Entries from a dataset
Start

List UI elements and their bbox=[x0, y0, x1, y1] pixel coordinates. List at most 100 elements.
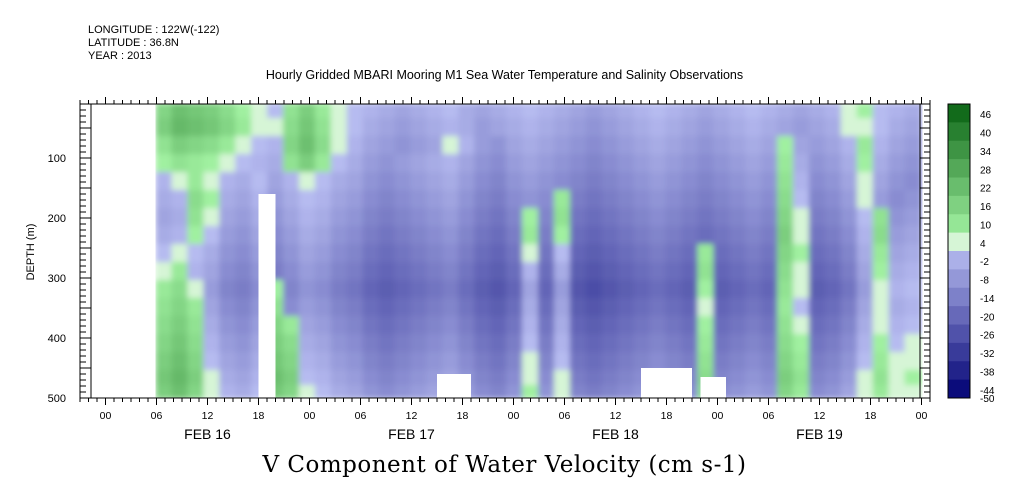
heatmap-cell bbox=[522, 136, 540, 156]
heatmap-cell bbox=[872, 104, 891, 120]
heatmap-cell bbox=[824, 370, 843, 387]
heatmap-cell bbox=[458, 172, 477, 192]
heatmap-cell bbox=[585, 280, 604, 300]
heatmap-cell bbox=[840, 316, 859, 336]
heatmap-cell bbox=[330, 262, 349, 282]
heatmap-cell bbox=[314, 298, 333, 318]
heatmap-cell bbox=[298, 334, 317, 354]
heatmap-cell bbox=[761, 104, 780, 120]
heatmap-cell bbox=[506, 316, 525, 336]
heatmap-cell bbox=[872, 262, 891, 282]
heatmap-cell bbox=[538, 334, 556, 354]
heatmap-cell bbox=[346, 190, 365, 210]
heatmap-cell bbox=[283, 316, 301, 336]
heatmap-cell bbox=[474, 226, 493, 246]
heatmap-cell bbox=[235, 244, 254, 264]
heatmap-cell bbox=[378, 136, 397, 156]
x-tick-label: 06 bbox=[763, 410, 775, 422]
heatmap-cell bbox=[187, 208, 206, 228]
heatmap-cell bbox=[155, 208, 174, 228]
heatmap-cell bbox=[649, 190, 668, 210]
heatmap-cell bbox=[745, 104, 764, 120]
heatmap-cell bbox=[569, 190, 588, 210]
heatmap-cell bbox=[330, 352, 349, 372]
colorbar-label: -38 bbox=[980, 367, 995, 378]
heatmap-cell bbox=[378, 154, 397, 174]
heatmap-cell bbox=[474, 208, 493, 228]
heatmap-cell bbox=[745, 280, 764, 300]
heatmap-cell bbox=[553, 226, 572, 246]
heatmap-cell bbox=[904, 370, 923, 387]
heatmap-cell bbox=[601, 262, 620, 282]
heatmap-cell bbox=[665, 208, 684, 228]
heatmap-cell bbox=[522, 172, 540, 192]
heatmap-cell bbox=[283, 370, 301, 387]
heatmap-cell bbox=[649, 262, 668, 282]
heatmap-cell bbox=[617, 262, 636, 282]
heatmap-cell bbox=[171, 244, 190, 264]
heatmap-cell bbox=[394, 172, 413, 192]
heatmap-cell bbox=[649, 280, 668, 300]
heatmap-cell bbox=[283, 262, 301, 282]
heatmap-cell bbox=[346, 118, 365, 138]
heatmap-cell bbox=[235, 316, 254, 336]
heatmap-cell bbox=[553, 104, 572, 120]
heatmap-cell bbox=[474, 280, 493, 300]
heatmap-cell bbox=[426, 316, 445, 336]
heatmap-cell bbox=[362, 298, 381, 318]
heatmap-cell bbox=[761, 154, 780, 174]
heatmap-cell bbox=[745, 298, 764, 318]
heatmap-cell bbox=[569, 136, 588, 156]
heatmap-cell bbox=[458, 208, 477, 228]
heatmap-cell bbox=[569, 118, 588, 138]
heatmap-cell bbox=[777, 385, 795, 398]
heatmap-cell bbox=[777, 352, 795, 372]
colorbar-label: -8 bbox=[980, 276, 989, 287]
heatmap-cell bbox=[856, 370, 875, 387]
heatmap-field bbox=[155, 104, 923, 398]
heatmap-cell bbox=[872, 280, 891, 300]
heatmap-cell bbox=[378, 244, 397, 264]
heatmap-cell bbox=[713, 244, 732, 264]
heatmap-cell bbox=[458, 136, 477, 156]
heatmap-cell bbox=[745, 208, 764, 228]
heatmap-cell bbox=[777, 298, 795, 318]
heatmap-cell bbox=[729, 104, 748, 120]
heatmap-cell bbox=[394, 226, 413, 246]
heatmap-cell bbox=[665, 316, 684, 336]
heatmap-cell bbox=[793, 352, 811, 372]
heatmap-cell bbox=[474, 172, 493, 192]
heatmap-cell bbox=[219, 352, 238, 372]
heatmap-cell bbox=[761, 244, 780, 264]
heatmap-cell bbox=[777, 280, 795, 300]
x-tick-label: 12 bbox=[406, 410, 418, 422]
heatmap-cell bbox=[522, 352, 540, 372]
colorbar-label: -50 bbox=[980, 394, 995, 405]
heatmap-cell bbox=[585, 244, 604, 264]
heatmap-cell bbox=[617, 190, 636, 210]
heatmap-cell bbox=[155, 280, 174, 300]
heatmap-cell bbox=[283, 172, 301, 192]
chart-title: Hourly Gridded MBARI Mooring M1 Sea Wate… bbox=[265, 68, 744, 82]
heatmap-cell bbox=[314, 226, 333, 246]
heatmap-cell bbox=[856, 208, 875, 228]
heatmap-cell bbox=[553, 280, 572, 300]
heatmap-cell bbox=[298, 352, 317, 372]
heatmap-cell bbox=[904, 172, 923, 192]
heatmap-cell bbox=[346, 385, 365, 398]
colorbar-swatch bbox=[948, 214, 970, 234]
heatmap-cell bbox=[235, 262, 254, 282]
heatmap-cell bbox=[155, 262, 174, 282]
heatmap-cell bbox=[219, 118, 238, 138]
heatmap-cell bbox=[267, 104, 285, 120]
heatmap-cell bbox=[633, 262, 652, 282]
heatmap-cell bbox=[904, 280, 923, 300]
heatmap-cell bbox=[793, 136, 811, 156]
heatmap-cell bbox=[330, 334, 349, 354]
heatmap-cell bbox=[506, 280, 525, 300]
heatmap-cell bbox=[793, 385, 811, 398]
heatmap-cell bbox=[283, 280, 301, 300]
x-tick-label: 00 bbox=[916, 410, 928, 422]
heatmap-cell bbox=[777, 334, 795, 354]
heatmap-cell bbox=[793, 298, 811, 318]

End

→ **Short problem**: Rewrite the records with every "x-tick-label" changed to "x-axis-label" and everything else left as it is. Leave out the pictures.

→ **Solution for this problem**:
List UI elements and their bbox=[x0, y0, x1, y1] pixel coordinates. List at most 100 elements.
heatmap-cell bbox=[522, 136, 540, 156]
heatmap-cell bbox=[872, 104, 891, 120]
heatmap-cell bbox=[824, 370, 843, 387]
heatmap-cell bbox=[458, 172, 477, 192]
heatmap-cell bbox=[585, 280, 604, 300]
heatmap-cell bbox=[840, 316, 859, 336]
heatmap-cell bbox=[330, 262, 349, 282]
heatmap-cell bbox=[314, 298, 333, 318]
heatmap-cell bbox=[298, 334, 317, 354]
heatmap-cell bbox=[761, 104, 780, 120]
heatmap-cell bbox=[506, 316, 525, 336]
heatmap-cell bbox=[872, 262, 891, 282]
heatmap-cell bbox=[538, 334, 556, 354]
heatmap-cell bbox=[346, 190, 365, 210]
heatmap-cell bbox=[283, 316, 301, 336]
heatmap-cell bbox=[474, 226, 493, 246]
heatmap-cell bbox=[235, 244, 254, 264]
heatmap-cell bbox=[378, 136, 397, 156]
x-axis-label: 06 bbox=[763, 410, 775, 422]
heatmap-cell bbox=[187, 208, 206, 228]
heatmap-cell bbox=[155, 208, 174, 228]
heatmap-cell bbox=[649, 190, 668, 210]
heatmap-cell bbox=[745, 104, 764, 120]
heatmap-cell bbox=[569, 190, 588, 210]
heatmap-cell bbox=[330, 352, 349, 372]
colorbar-label: -38 bbox=[980, 367, 995, 378]
heatmap-cell bbox=[378, 154, 397, 174]
heatmap-cell bbox=[474, 208, 493, 228]
heatmap-cell bbox=[745, 280, 764, 300]
heatmap-cell bbox=[553, 226, 572, 246]
heatmap-cell bbox=[904, 370, 923, 387]
heatmap-cell bbox=[601, 262, 620, 282]
heatmap-cell bbox=[665, 208, 684, 228]
heatmap-cell bbox=[522, 172, 540, 192]
heatmap-cell bbox=[283, 370, 301, 387]
heatmap-cell bbox=[649, 262, 668, 282]
heatmap-cell bbox=[617, 262, 636, 282]
heatmap-cell bbox=[171, 244, 190, 264]
heatmap-cell bbox=[394, 172, 413, 192]
heatmap-cell bbox=[649, 280, 668, 300]
heatmap-cell bbox=[283, 262, 301, 282]
heatmap-cell bbox=[346, 118, 365, 138]
heatmap-cell bbox=[235, 316, 254, 336]
heatmap-cell bbox=[553, 104, 572, 120]
heatmap-cell bbox=[474, 280, 493, 300]
heatmap-cell bbox=[426, 316, 445, 336]
heatmap-cell bbox=[362, 298, 381, 318]
heatmap-cell bbox=[761, 154, 780, 174]
heatmap-cell bbox=[745, 298, 764, 318]
heatmap-cell bbox=[569, 136, 588, 156]
heatmap-cell bbox=[458, 208, 477, 228]
heatmap-cell bbox=[569, 118, 588, 138]
heatmap-cell bbox=[777, 385, 795, 398]
heatmap-cell bbox=[777, 352, 795, 372]
colorbar-label: -8 bbox=[980, 276, 989, 287]
heatmap-cell bbox=[856, 370, 875, 387]
heatmap-field bbox=[155, 104, 923, 398]
heatmap-cell bbox=[872, 280, 891, 300]
heatmap-cell bbox=[378, 244, 397, 264]
heatmap-cell bbox=[713, 244, 732, 264]
heatmap-cell bbox=[458, 136, 477, 156]
heatmap-cell bbox=[745, 208, 764, 228]
heatmap-cell bbox=[777, 298, 795, 318]
heatmap-cell bbox=[729, 104, 748, 120]
heatmap-cell bbox=[394, 226, 413, 246]
heatmap-cell bbox=[665, 316, 684, 336]
heatmap-cell bbox=[793, 352, 811, 372]
heatmap-cell bbox=[474, 172, 493, 192]
heatmap-cell bbox=[219, 352, 238, 372]
heatmap-cell bbox=[761, 244, 780, 264]
heatmap-cell bbox=[777, 280, 795, 300]
x-axis-label: 12 bbox=[406, 410, 418, 422]
heatmap-cell bbox=[522, 352, 540, 372]
colorbar-label: -50 bbox=[980, 394, 995, 405]
heatmap-cell bbox=[585, 244, 604, 264]
heatmap-cell bbox=[617, 190, 636, 210]
heatmap-cell bbox=[155, 280, 174, 300]
heatmap-cell bbox=[283, 172, 301, 192]
chart-title: Hourly Gridded MBARI Mooring M1 Sea Wate… bbox=[265, 68, 744, 82]
heatmap-cell bbox=[314, 226, 333, 246]
heatmap-cell bbox=[856, 208, 875, 228]
heatmap-cell bbox=[553, 280, 572, 300]
heatmap-cell bbox=[298, 352, 317, 372]
heatmap-cell bbox=[904, 172, 923, 192]
heatmap-cell bbox=[346, 385, 365, 398]
colorbar-swatch bbox=[948, 214, 970, 234]
heatmap-cell bbox=[235, 262, 254, 282]
heatmap-cell bbox=[155, 262, 174, 282]
heatmap-cell bbox=[219, 118, 238, 138]
heatmap-cell bbox=[267, 104, 285, 120]
heatmap-cell bbox=[633, 262, 652, 282]
heatmap-cell bbox=[904, 280, 923, 300]
heatmap-cell bbox=[793, 136, 811, 156]
heatmap-cell bbox=[330, 334, 349, 354]
heatmap-cell bbox=[506, 280, 525, 300]
heatmap-cell bbox=[793, 385, 811, 398]
heatmap-cell bbox=[283, 280, 301, 300]
x-axis-label: 00 bbox=[916, 410, 928, 422]
heatmap-cell bbox=[777, 334, 795, 354]
heatmap-cell bbox=[793, 298, 811, 318]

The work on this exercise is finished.